-- Begin WORKING DATA --

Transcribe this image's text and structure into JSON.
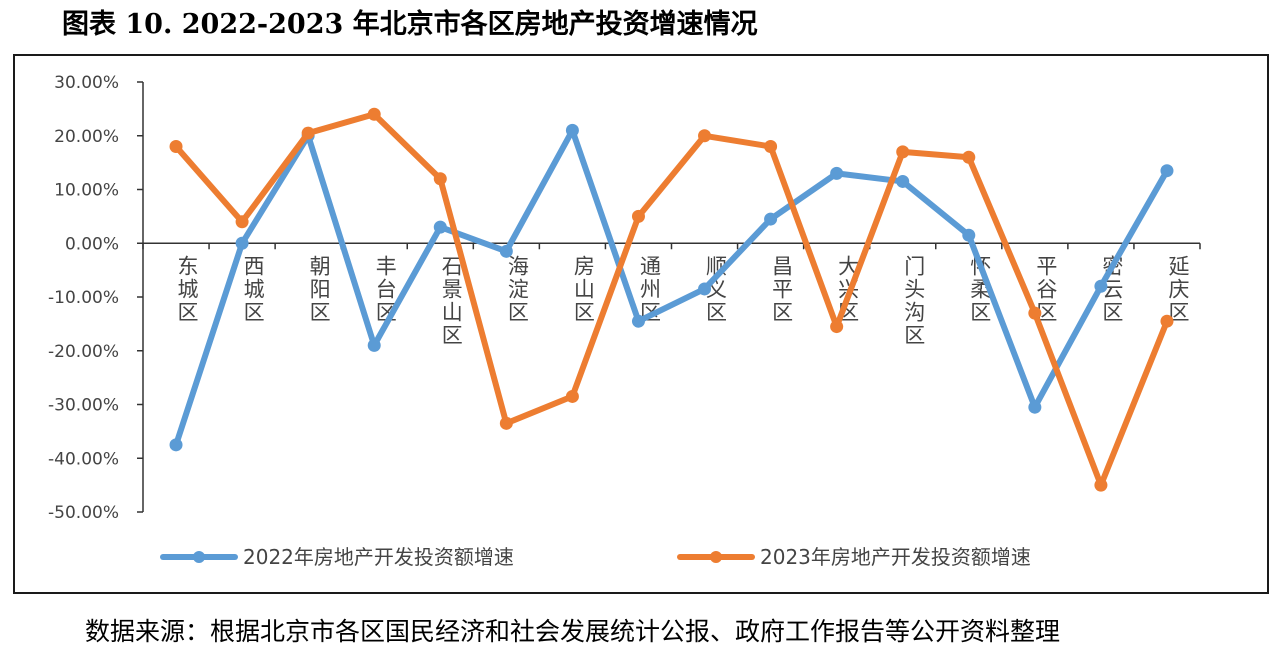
{
  "title": "图表 10. 2022-2023 年北京市各区房地产投资增速情况",
  "source": "数据来源：根据北京市各区国民经济和社会发展统计公报、政府工作报告等公开资料整理",
  "chart_data": {
    "type": "line",
    "categories": [
      "东城区",
      "西城区",
      "朝阳区",
      "丰台区",
      "石景山区",
      "海淀区",
      "房山区",
      "通州区",
      "顺义区",
      "昌平区",
      "大兴区",
      "门头沟区",
      "怀柔区",
      "平谷区",
      "密云区",
      "延庆区"
    ],
    "yticks": [
      "30.00%",
      "20.00%",
      "10.00%",
      "0.00%",
      "-10.00%",
      "-20.00%",
      "-30.00%",
      "-40.00%",
      "-50.00%"
    ],
    "ylim": [
      -50,
      30
    ],
    "grid": false,
    "legend_position": "bottom",
    "series": [
      {
        "name": "2022年房地产开发投资额增速",
        "color": "#5b9bd5",
        "values": [
          -37.5,
          0.0,
          20.0,
          -19.0,
          3.0,
          -1.5,
          21.0,
          -14.5,
          -8.5,
          4.5,
          13.0,
          11.5,
          1.5,
          -30.5,
          -8.0,
          13.5
        ]
      },
      {
        "name": "2023年房地产开发投资额增速",
        "color": "#ed7d31",
        "values": [
          18.0,
          4.0,
          20.5,
          24.0,
          12.0,
          -33.5,
          -28.5,
          5.0,
          20.0,
          18.0,
          -15.5,
          17.0,
          16.0,
          -13.0,
          -45.0,
          -14.5
        ]
      }
    ]
  }
}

-- End WORKING DATA --

TASK INSTRUCTIONS: Show each line holding the word "name".

WRITTEN RESPONSE:
        "name": "2022年房地产开发投资额增速",
        "name": "2023年房地产开发投资额增速",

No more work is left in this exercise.